**YOUR TASK**: Pictures stay out of the copy; restate everything else in the material exactly.
/---
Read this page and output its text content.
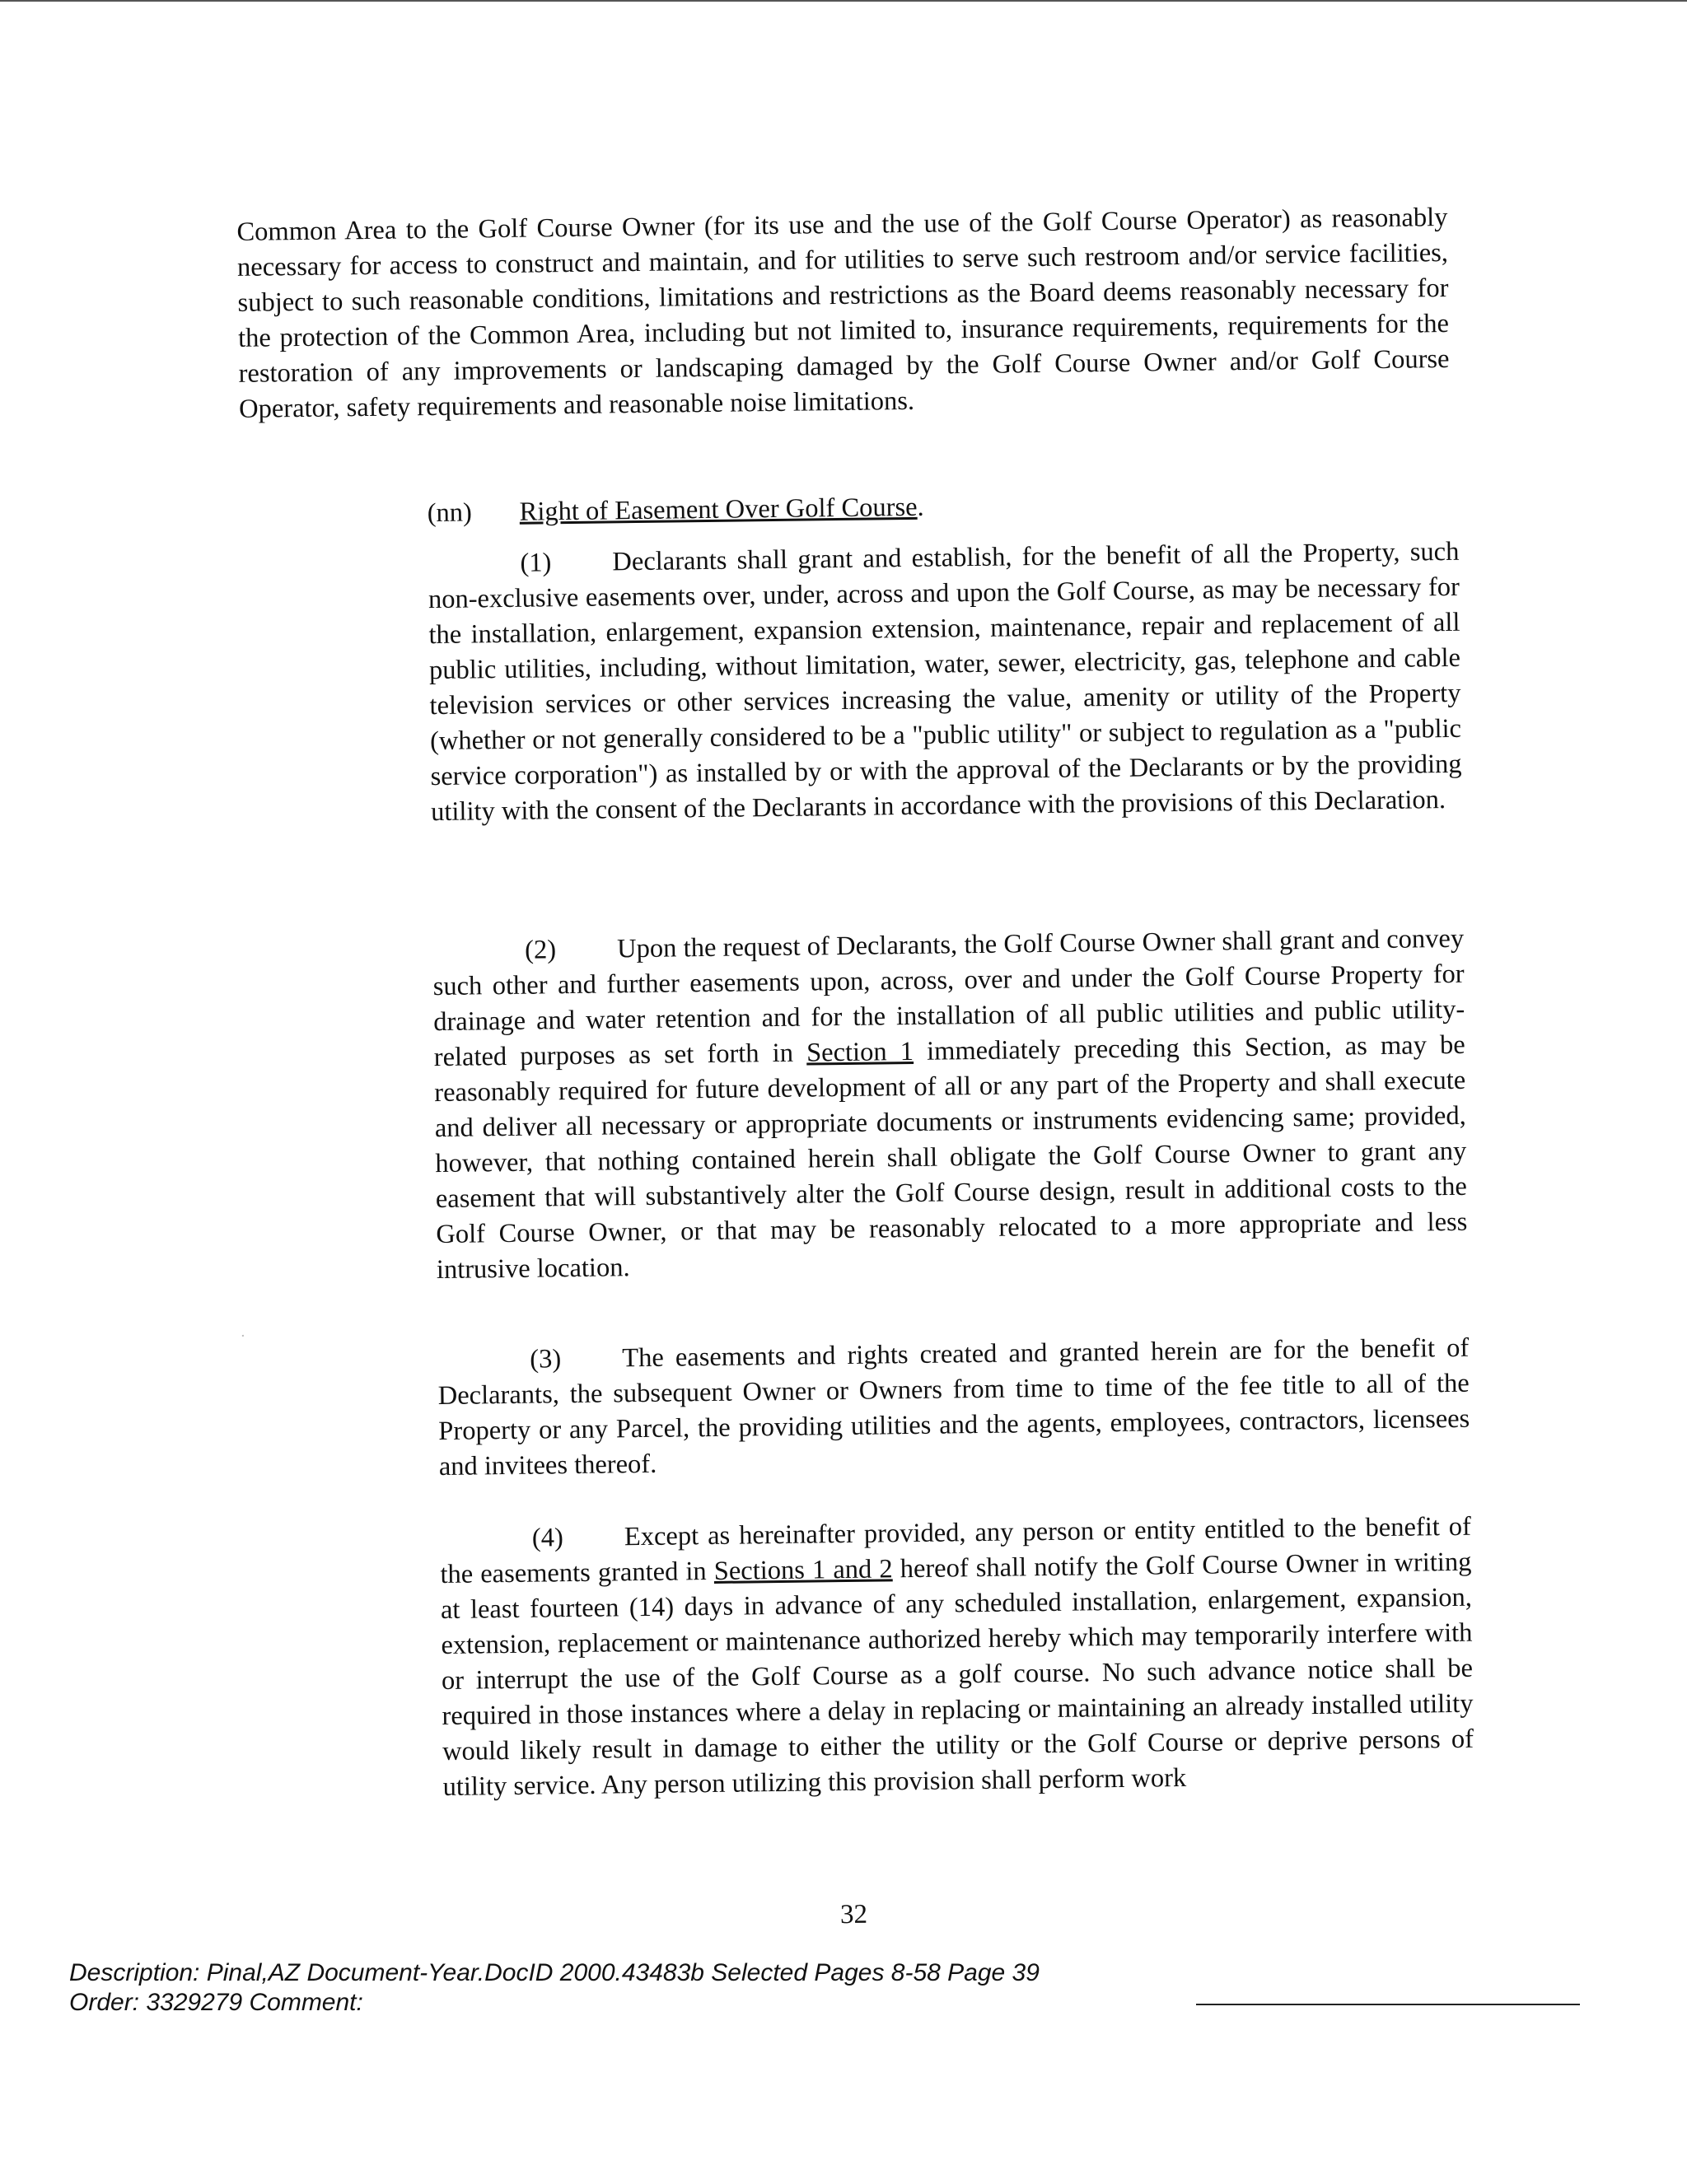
Common Area to the Golf Course Owner (for its use and the use of the Golf Course Operator) as reasonably necessary for access to construct and maintain, and for utilities to serve such restroom and/or service facilities, subject to such reasonable conditions, limitations and restrictions as the Board deems reasonably necessary for the protection of the Common Area, including but not limited to, insurance requirements, requirements for the restoration of any improvements or landscaping damaged by the Golf Course Owner and/or Golf Course Operator, safety requirements and reasonable noise limitations.

(nn) Right of Easement Over Golf Course.

(1) Declarants shall grant and establish, for the benefit of all the Property, such non-exclusive easements over, under, across and upon the Golf Course, as may be necessary for the installation, enlargement, expansion extension, maintenance, repair and replacement of all public utilities, including, without limitation, water, sewer, electricity, gas, telephone and cable television services or other services increasing the value, amenity or utility of the Property (whether or not generally considered to be a "public utility" or subject to regulation as a "public service corporation") as installed by or with the approval of the Declarants or by the providing utility with the consent of the Declarants in accordance with the provisions of this Declaration.

(2) Upon the request of Declarants, the Golf Course Owner shall grant and convey such other and further easements upon, across, over and under the Golf Course Property for drainage and water retention and for the installation of all public utilities and public utility-related purposes as set forth in Section 1 immediately preceding this Section, as may be reasonably required for future development of all or any part of the Property and shall execute and deliver all necessary or appropriate documents or instruments evidencing same; provided, however, that nothing contained herein shall obligate the Golf Course Owner to grant any easement that will substantively alter the Golf Course design, result in additional costs to the Golf Course Owner, or that may be reasonably relocated to a more appropriate and less intrusive location.

(3) The easements and rights created and granted herein are for the benefit of Declarants, the subsequent Owner or Owners from time to time of the fee title to all of the Property or any Parcel, the providing utilities and the agents, employees, contractors, licensees and invitees thereof.

(4) Except as hereinafter provided, any person or entity entitled to the benefit of the easements granted in Sections 1 and 2 hereof shall notify the Golf Course Owner in writing at least fourteen (14) days in advance of any scheduled installation, enlargement, expansion, extension, replacement or maintenance authorized hereby which may temporarily interfere with or interrupt the use of the Golf Course as a golf course. No such advance notice shall be required in those instances where a delay in replacing or maintaining an already installed utility would likely result in damage to either the utility or the Golf Course or deprive persons of utility service. Any person utilizing this provision shall perform work

32
Description: Pinal,AZ Document-Year.DocID 2000.43483b Selected Pages 8-58 Page 39
Order: 3329279 Comment:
\---
**RESPONSE TO THE TASK**:
Read this page and output its text content.
Common Area to the Golf Course Owner (for its use and the use of the Golf Course Operator) as reasonably necessary for access to construct and maintain, and for utilities to serve such restroom and/or service facilities, subject to such reasonable conditions, limitations and restrictions as the Board deems reasonably necessary for the protection of the Common Area, including but not limited to, insurance requirements, requirements for the restoration of any improvements or landscaping damaged by the Golf Course Owner and/or Golf Course Operator, safety requirements and reasonable noise limitations.

(nn) Right of Easement Over Golf Course.

(1) Declarants shall grant and establish, for the benefit of all the Property, such non-exclusive easements over, under, across and upon the Golf Course, as may be necessary for the installation, enlargement, expansion extension, maintenance, repair and replacement of all public utilities, including, without limitation, water, sewer, electricity, gas, telephone and cable television services or other services increasing the value, amenity or utility of the Property (whether or not generally considered to be a "public utility" or subject to regulation as a "public service corporation") as installed by or with the approval of the Declarants or by the providing utility with the consent of the Declarants in accordance with the provisions of this Declaration.

(2) Upon the request of Declarants, the Golf Course Owner shall grant and convey such other and further easements upon, across, over and under the Golf Course Property for drainage and water retention and for the installation of all public utilities and public utility-related purposes as set forth in Section 1 immediately preceding this Section, as may be reasonably required for future development of all or any part of the Property and shall execute and deliver all necessary or appropriate documents or instruments evidencing same; provided, however, that nothing contained herein shall obligate the Golf Course Owner to grant any easement that will substantively alter the Golf Course design, result in additional costs to the Golf Course Owner, or that may be reasonably relocated to a more appropriate and less intrusive location.

(3) The easements and rights created and granted herein are for the benefit of Declarants, the subsequent Owner or Owners from time to time of the fee title to all of the Property or any Parcel, the providing utilities and the agents, employees, contractors, licensees and invitees thereof.

(4) Except as hereinafter provided, any person or entity entitled to the benefit of the easements granted in Sections 1 and 2 hereof shall notify the Golf Course Owner in writing at least fourteen (14) days in advance of any scheduled installation, enlargement, expansion, extension, replacement or maintenance authorized hereby which may temporarily interfere with or interrupt the use of the Golf Course as a golf course. No such advance notice shall be required in those instances where a delay in replacing or maintaining an already installed utility would likely result in damage to either the utility or the Golf Course or deprive persons of utility service. Any person utilizing this provision shall perform work

32
Description: Pinal,AZ Document-Year.DocID 2000.43483b Selected Pages 8-58 Page 39
Order: 3329279 Comment:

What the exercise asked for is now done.